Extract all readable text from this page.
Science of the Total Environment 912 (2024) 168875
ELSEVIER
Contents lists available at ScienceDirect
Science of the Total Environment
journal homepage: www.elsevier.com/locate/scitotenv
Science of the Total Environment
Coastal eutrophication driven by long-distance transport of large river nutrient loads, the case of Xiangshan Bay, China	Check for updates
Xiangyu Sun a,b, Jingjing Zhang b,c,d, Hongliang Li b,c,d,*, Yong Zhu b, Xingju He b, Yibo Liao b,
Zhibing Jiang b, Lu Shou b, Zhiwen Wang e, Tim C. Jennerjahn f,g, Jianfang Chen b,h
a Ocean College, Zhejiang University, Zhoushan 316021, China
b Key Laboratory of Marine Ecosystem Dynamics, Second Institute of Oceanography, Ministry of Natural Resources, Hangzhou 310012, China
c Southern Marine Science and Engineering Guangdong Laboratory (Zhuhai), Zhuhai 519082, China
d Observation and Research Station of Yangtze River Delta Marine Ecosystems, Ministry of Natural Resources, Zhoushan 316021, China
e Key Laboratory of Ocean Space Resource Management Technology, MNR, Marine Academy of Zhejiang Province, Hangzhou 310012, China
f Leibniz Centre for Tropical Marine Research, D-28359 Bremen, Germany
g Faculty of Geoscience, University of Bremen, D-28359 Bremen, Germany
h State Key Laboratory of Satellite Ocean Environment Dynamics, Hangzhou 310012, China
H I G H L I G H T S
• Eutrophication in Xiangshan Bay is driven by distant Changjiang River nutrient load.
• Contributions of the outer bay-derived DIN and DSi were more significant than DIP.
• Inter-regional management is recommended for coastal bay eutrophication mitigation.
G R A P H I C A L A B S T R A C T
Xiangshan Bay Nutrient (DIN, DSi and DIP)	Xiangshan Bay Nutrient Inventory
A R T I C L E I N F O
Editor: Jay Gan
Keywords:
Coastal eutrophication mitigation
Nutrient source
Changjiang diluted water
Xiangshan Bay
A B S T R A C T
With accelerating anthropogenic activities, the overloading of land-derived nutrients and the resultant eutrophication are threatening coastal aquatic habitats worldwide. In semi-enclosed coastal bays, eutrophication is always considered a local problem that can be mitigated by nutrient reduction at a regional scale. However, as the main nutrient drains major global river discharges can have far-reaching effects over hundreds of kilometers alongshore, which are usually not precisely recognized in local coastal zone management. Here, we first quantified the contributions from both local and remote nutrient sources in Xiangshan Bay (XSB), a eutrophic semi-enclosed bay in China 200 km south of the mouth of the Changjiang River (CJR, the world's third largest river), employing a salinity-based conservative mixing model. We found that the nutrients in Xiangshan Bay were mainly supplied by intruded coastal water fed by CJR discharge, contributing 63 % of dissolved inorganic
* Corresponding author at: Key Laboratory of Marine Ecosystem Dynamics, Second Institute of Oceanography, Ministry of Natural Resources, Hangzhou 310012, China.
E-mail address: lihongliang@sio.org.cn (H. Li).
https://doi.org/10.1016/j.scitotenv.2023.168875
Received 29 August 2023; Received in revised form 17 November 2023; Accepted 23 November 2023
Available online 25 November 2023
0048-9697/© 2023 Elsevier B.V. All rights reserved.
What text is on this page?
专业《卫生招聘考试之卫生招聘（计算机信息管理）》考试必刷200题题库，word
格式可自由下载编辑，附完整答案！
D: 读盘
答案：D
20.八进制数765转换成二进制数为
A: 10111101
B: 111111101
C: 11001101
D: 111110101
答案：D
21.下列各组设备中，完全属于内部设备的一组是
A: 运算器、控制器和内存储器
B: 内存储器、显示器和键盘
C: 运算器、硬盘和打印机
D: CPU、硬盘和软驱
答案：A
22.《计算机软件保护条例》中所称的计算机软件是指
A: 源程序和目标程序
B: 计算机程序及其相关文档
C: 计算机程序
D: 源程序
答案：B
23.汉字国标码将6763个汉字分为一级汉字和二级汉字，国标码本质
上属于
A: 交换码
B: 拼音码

Written instruction. Answer with one number: how many lines in the listing hold "Zhejiang".

Full answer. 2